Look through the records that follow. Copy every line containing the word "data".

START

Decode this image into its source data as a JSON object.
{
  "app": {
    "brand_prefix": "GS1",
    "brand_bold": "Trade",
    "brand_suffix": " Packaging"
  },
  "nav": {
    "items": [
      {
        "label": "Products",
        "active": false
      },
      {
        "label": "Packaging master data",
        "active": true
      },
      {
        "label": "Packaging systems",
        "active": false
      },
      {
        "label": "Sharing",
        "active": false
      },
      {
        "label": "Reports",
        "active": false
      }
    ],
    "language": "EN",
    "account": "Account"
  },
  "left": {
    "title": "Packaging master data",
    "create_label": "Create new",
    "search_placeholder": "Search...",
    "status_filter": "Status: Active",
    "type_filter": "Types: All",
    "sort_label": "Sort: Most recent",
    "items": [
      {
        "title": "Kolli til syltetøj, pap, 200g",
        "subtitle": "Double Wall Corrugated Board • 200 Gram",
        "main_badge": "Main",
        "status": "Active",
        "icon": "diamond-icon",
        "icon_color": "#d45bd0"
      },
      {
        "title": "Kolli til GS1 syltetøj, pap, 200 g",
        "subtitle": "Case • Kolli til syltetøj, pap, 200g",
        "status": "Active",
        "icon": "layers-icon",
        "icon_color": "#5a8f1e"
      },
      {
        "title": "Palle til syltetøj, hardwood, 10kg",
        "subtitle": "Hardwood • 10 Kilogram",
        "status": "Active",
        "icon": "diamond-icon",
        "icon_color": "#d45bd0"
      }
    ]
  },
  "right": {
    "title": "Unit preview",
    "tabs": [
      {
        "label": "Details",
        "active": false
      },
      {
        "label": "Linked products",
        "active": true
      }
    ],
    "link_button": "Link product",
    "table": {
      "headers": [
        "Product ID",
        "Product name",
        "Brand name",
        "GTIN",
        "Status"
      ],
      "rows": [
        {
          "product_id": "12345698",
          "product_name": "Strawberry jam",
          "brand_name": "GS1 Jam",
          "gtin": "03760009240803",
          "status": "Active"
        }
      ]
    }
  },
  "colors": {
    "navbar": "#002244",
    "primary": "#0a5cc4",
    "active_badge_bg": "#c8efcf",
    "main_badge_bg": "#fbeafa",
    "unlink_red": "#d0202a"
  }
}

END

## Answer to this problem
Decode this image into its source data as a JSON object.
        "label": "Packaging master data",
    "title": "Packaging master data",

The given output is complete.